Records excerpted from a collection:

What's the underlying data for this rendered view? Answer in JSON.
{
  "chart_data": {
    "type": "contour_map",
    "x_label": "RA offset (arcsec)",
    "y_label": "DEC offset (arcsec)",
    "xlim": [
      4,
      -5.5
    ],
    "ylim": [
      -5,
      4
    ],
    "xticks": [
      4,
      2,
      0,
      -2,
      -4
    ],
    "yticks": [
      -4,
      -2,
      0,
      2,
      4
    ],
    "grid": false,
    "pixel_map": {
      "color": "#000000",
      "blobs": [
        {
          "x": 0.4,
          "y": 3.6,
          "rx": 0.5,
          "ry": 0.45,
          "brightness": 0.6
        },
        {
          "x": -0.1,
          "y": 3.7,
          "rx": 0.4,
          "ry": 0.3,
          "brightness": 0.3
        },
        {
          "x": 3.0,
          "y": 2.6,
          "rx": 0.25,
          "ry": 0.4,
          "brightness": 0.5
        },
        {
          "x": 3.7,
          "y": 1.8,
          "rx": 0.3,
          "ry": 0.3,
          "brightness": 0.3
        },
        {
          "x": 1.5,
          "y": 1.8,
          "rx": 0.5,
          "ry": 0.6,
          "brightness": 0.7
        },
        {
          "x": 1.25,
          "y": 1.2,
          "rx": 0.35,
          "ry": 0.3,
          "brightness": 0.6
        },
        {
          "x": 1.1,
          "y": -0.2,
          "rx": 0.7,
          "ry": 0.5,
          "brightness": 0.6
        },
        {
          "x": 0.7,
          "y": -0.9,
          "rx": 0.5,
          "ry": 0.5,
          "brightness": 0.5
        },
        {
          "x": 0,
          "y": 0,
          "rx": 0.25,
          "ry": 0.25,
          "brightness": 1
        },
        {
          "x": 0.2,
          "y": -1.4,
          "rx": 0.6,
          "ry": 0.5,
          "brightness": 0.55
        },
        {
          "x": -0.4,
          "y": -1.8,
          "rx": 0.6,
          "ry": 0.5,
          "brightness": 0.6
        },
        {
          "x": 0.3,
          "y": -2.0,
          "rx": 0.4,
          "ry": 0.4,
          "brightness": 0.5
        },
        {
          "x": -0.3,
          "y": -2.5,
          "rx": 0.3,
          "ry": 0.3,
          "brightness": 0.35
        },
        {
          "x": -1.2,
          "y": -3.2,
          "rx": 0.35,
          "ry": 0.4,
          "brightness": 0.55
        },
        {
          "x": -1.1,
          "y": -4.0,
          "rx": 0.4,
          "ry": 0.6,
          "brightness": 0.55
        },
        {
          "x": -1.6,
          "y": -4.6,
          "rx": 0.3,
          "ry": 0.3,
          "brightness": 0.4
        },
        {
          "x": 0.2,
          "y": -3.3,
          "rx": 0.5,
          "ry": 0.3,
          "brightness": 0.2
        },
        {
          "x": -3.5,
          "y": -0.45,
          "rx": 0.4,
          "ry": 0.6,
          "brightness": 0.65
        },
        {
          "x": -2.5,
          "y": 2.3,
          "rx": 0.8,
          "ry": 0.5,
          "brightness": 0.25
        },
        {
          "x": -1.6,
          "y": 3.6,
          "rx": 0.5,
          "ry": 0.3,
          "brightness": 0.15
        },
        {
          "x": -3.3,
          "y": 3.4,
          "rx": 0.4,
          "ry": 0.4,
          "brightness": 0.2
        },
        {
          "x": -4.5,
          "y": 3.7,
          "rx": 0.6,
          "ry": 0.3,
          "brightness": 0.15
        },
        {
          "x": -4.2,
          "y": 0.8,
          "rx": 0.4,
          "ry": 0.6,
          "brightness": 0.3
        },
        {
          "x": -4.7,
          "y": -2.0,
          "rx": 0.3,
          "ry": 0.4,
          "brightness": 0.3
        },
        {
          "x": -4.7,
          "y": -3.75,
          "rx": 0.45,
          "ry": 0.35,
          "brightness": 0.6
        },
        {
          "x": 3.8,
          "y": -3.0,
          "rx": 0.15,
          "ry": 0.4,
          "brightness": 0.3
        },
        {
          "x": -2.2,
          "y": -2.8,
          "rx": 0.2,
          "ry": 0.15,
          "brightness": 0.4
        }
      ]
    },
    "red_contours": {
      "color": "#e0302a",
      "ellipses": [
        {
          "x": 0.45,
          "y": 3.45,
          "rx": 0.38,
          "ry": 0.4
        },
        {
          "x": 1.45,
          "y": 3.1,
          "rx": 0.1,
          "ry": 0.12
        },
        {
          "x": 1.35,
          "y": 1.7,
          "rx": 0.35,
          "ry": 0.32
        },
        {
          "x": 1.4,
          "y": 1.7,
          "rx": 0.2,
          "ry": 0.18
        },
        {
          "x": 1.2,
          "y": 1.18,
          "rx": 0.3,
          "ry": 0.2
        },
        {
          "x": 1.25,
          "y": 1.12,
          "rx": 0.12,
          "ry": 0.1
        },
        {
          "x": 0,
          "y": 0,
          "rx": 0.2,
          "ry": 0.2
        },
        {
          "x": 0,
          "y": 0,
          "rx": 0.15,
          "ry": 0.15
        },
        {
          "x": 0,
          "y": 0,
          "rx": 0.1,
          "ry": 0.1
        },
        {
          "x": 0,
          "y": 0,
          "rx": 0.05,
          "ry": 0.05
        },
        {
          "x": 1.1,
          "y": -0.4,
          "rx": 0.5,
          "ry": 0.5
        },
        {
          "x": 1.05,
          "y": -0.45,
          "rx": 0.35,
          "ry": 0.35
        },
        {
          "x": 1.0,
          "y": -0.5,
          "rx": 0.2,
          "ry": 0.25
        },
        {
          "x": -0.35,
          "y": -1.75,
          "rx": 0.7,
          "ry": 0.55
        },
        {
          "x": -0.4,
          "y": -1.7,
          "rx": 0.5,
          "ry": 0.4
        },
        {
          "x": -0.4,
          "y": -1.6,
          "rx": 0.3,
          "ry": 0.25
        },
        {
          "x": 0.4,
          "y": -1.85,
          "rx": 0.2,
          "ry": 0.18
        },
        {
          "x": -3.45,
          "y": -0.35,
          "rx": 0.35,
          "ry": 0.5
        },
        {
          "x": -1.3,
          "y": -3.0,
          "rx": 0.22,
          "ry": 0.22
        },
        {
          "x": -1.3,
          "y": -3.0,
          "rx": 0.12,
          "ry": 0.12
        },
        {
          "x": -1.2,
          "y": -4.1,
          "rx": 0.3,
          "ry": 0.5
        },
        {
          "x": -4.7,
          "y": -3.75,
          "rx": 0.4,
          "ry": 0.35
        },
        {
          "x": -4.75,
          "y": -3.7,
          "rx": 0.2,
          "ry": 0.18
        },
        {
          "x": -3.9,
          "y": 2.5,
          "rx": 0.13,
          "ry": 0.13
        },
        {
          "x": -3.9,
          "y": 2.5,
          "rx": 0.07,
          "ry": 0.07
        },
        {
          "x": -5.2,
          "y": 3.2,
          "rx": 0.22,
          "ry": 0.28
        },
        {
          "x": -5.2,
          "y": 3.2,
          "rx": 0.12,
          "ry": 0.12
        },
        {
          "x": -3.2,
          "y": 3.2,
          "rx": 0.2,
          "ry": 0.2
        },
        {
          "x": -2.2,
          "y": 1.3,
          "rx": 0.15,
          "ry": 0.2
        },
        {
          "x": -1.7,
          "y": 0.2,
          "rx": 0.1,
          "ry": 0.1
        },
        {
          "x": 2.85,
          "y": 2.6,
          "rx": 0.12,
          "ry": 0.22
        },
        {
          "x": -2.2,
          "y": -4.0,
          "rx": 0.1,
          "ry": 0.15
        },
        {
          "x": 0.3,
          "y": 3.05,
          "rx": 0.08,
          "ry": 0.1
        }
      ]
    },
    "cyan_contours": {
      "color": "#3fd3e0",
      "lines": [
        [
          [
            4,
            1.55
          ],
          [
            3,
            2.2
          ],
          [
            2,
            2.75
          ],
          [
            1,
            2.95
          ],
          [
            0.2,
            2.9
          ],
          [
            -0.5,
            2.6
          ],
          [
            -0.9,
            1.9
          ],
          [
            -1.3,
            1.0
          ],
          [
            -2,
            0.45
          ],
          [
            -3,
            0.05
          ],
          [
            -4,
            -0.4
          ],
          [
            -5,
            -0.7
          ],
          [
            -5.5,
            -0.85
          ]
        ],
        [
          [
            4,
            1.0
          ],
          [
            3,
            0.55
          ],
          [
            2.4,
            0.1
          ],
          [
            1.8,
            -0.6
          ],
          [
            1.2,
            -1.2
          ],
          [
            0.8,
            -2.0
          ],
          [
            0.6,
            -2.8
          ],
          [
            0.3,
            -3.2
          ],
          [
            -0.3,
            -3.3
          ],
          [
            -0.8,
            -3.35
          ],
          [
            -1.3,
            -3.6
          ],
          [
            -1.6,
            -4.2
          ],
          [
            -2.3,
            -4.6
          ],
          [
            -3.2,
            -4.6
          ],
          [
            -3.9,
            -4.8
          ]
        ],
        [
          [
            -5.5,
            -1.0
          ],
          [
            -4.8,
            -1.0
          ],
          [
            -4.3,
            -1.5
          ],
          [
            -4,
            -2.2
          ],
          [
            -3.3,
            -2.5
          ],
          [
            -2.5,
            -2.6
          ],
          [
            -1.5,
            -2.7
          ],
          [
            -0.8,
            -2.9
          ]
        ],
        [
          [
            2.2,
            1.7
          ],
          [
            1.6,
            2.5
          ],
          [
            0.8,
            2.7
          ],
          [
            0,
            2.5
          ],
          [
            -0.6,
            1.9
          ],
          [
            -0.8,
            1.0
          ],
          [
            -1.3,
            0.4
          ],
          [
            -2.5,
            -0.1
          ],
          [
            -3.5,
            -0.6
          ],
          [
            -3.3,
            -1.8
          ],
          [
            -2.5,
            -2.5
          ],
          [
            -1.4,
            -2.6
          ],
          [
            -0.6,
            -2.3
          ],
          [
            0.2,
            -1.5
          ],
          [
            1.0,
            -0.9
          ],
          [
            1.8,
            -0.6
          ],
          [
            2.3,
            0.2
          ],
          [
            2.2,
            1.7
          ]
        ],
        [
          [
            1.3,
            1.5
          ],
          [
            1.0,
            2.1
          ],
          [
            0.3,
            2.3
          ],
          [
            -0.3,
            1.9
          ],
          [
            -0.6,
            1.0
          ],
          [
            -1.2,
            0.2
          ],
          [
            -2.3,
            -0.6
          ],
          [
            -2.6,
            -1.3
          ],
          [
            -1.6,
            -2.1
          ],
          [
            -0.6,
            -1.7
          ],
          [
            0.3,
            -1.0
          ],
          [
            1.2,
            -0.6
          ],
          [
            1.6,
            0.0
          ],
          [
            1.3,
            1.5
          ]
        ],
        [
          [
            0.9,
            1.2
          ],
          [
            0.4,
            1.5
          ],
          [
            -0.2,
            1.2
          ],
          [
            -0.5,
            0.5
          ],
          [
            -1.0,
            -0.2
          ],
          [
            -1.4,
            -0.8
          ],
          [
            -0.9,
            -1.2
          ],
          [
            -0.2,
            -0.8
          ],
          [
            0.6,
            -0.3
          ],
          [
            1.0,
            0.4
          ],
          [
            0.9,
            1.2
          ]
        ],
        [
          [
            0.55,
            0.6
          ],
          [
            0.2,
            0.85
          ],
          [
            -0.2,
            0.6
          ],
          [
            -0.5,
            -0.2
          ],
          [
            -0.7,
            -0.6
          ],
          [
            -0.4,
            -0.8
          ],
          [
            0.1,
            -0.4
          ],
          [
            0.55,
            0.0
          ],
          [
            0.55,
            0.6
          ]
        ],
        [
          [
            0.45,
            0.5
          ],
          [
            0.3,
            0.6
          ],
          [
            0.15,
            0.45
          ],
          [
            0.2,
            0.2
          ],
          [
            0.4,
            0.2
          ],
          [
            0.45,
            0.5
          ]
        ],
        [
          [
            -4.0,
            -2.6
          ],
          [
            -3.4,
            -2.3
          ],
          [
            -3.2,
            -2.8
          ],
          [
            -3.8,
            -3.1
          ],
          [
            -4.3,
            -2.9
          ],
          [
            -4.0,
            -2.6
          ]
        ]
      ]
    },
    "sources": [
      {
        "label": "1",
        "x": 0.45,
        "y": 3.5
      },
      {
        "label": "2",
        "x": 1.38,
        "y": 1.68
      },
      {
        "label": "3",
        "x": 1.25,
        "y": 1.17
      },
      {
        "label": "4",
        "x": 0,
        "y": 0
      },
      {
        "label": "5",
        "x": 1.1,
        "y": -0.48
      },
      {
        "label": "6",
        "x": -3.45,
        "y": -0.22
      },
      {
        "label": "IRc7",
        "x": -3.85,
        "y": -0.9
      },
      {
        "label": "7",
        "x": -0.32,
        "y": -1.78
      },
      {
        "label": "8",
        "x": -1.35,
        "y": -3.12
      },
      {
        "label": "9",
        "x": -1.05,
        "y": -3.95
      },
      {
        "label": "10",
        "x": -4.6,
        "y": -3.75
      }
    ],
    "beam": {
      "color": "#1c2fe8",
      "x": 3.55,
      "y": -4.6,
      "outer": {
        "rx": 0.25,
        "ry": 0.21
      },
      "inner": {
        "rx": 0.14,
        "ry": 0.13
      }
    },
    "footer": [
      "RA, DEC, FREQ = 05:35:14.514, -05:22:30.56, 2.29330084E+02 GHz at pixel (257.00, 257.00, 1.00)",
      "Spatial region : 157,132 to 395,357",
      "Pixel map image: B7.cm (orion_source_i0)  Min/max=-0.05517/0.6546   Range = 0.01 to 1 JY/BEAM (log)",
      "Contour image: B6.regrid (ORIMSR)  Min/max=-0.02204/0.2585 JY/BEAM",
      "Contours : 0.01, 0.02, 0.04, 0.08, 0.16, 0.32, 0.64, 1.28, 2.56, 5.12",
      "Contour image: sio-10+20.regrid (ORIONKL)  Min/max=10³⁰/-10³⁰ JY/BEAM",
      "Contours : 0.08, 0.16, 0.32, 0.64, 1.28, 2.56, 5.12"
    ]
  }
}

EXERCISE DESCRIPTION: From the listing above, report the number of lines containing the string "arcsec", without any accompanying remarks.

WRITTEN SOLUTION: 2